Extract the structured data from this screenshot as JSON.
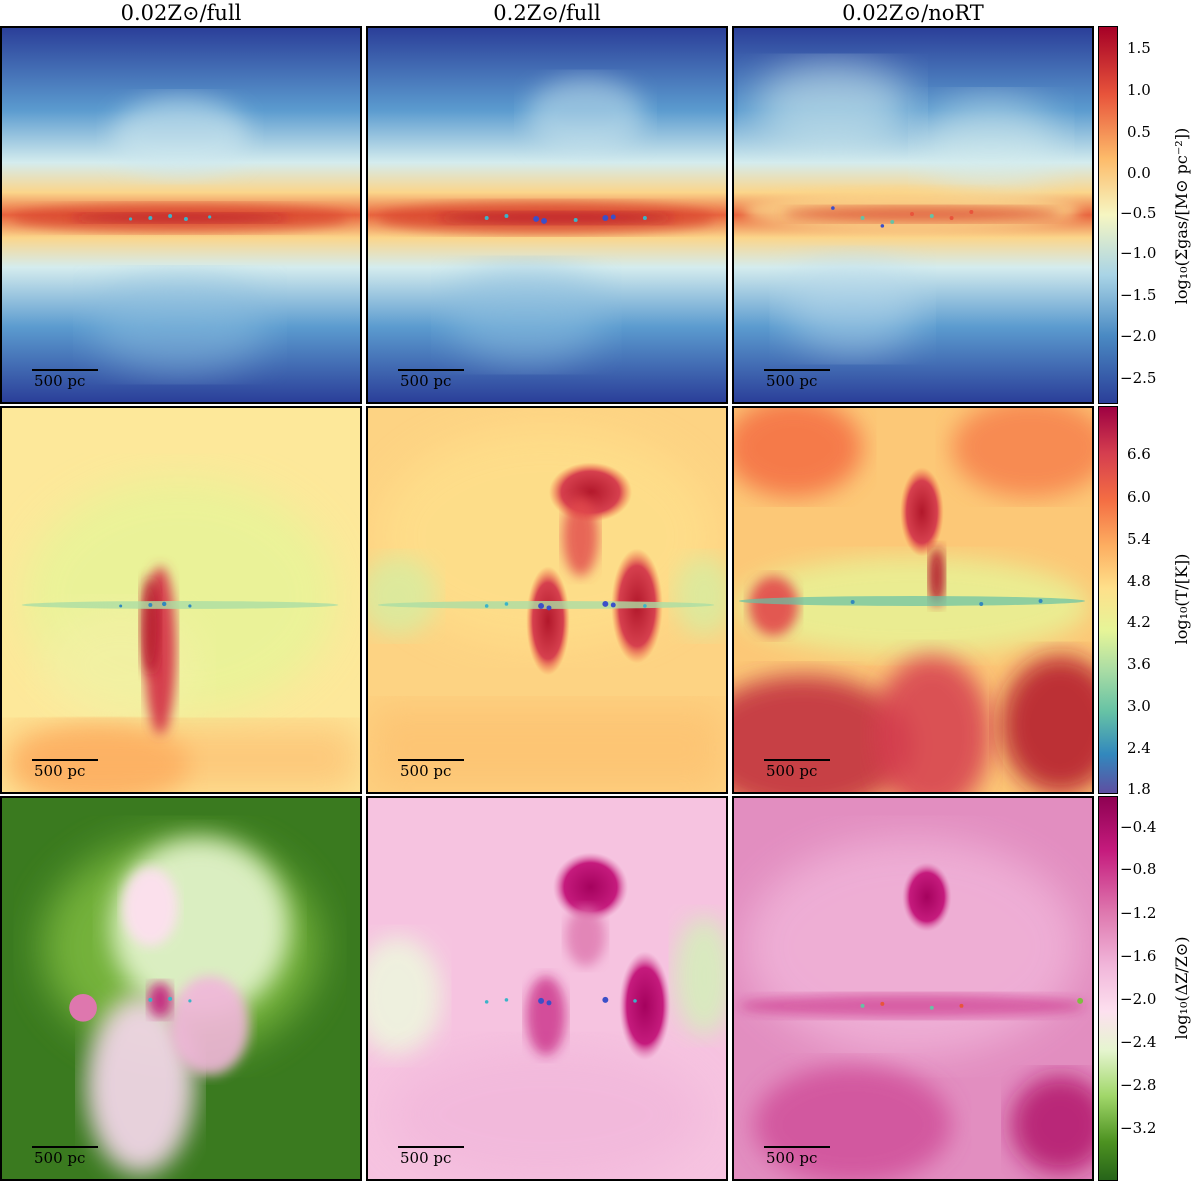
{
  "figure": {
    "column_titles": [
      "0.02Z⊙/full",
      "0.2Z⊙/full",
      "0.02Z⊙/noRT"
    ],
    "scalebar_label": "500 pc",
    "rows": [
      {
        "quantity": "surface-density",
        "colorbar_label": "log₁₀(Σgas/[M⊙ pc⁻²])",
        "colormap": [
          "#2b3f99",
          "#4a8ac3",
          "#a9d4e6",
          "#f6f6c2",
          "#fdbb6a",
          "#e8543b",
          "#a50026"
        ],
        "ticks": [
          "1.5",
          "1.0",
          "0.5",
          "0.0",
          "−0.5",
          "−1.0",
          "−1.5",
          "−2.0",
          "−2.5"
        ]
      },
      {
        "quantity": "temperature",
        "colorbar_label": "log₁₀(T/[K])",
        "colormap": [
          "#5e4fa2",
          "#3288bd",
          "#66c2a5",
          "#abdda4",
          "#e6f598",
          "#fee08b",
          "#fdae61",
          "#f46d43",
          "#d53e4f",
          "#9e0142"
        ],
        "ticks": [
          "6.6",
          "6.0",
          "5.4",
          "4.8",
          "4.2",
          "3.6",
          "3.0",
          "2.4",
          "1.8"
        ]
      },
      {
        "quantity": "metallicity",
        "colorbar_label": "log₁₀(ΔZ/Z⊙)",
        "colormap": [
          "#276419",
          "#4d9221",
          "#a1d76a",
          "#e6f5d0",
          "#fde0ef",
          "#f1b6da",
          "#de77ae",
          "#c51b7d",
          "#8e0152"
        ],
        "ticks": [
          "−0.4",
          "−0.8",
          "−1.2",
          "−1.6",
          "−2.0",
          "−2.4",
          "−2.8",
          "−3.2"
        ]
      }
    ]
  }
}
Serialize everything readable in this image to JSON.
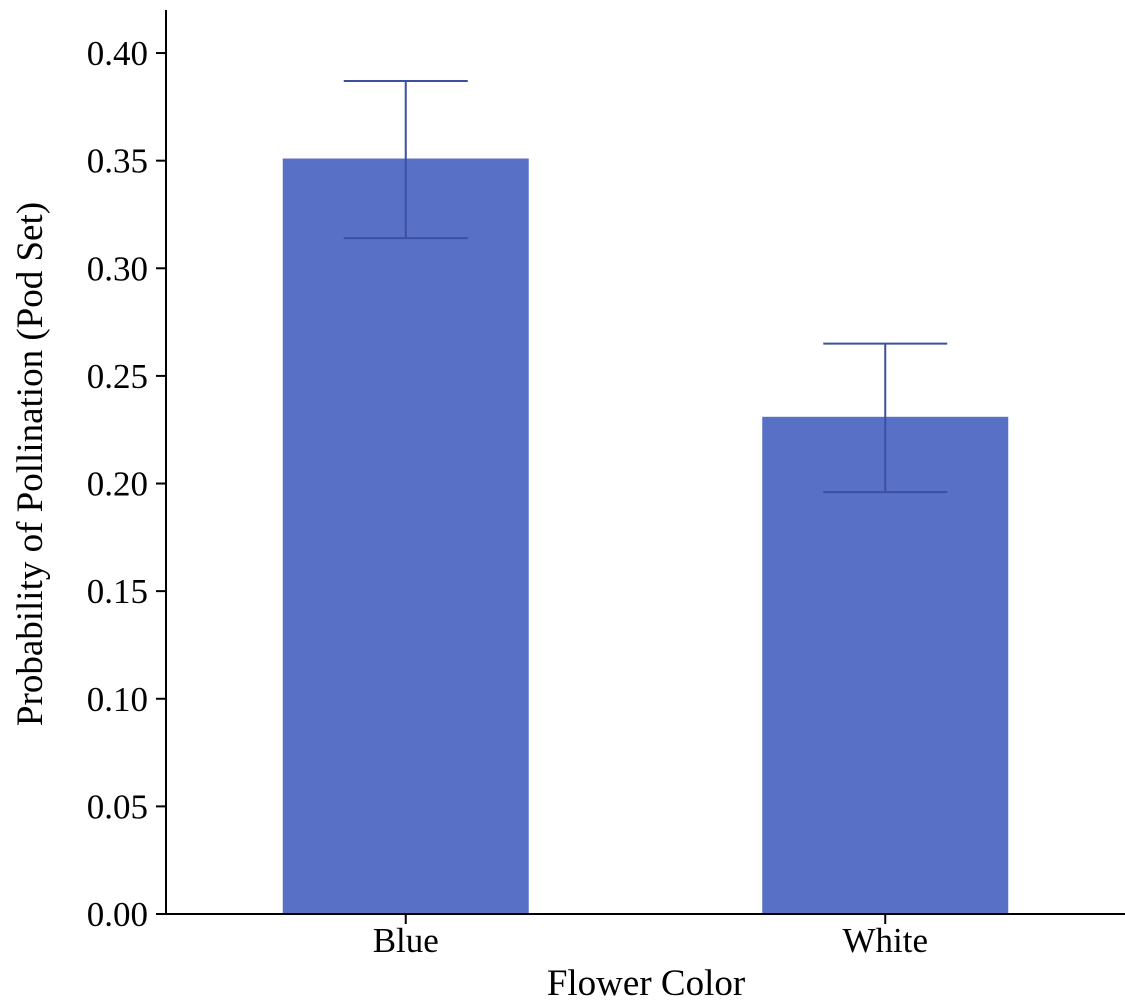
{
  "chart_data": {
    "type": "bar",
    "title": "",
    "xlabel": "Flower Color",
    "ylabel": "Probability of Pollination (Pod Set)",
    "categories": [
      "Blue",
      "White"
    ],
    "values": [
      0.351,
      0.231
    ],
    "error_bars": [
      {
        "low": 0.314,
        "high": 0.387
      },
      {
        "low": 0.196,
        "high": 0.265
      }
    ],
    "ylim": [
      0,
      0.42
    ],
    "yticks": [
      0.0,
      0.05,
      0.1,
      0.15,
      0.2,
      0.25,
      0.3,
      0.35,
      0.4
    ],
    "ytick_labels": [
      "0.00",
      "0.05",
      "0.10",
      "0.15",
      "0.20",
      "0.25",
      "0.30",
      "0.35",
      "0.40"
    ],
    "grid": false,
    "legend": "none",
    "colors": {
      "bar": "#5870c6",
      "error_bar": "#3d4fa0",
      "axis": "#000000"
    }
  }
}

+ + +

> _What the exercise asks_: All of the material above needs to be restated exactly, with no pictures.

> _Result_:
Extract the structured data from this screenshot as JSON.
{
  "figure": {
    "column_titles": [
      "0.02Z⊙/full",
      "0.2Z⊙/full",
      "0.02Z⊙/noRT"
    ],
    "scalebar_label": "500 pc",
    "rows": [
      {
        "quantity": "surface-density",
        "colorbar_label": "log₁₀(Σgas/[M⊙ pc⁻²])",
        "colormap": [
          "#2b3f99",
          "#4a8ac3",
          "#a9d4e6",
          "#f6f6c2",
          "#fdbb6a",
          "#e8543b",
          "#a50026"
        ],
        "ticks": [
          "1.5",
          "1.0",
          "0.5",
          "0.0",
          "−0.5",
          "−1.0",
          "−1.5",
          "−2.0",
          "−2.5"
        ]
      },
      {
        "quantity": "temperature",
        "colorbar_label": "log₁₀(T/[K])",
        "colormap": [
          "#5e4fa2",
          "#3288bd",
          "#66c2a5",
          "#abdda4",
          "#e6f598",
          "#fee08b",
          "#fdae61",
          "#f46d43",
          "#d53e4f",
          "#9e0142"
        ],
        "ticks": [
          "6.6",
          "6.0",
          "5.4",
          "4.8",
          "4.2",
          "3.6",
          "3.0",
          "2.4",
          "1.8"
        ]
      },
      {
        "quantity": "metallicity",
        "colorbar_label": "log₁₀(ΔZ/Z⊙)",
        "colormap": [
          "#276419",
          "#4d9221",
          "#a1d76a",
          "#e6f5d0",
          "#fde0ef",
          "#f1b6da",
          "#de77ae",
          "#c51b7d",
          "#8e0152"
        ],
        "ticks": [
          "−0.4",
          "−0.8",
          "−1.2",
          "−1.6",
          "−2.0",
          "−2.4",
          "−2.8",
          "−3.2"
        ]
      }
    ]
  }
}
Serialize everything readable in this image to JSON.
{
  "chart_data": {
    "type": "bar",
    "title": "",
    "xlabel": "Flower Color",
    "ylabel": "Probability of Pollination (Pod Set)",
    "categories": [
      "Blue",
      "White"
    ],
    "values": [
      0.351,
      0.231
    ],
    "error_bars": [
      {
        "low": 0.314,
        "high": 0.387
      },
      {
        "low": 0.196,
        "high": 0.265
      }
    ],
    "ylim": [
      0,
      0.42
    ],
    "yticks": [
      0.0,
      0.05,
      0.1,
      0.15,
      0.2,
      0.25,
      0.3,
      0.35,
      0.4
    ],
    "ytick_labels": [
      "0.00",
      "0.05",
      "0.10",
      "0.15",
      "0.20",
      "0.25",
      "0.30",
      "0.35",
      "0.40"
    ],
    "grid": false,
    "legend": "none",
    "colors": {
      "bar": "#5870c6",
      "error_bar": "#3d4fa0",
      "axis": "#000000"
    }
  }
}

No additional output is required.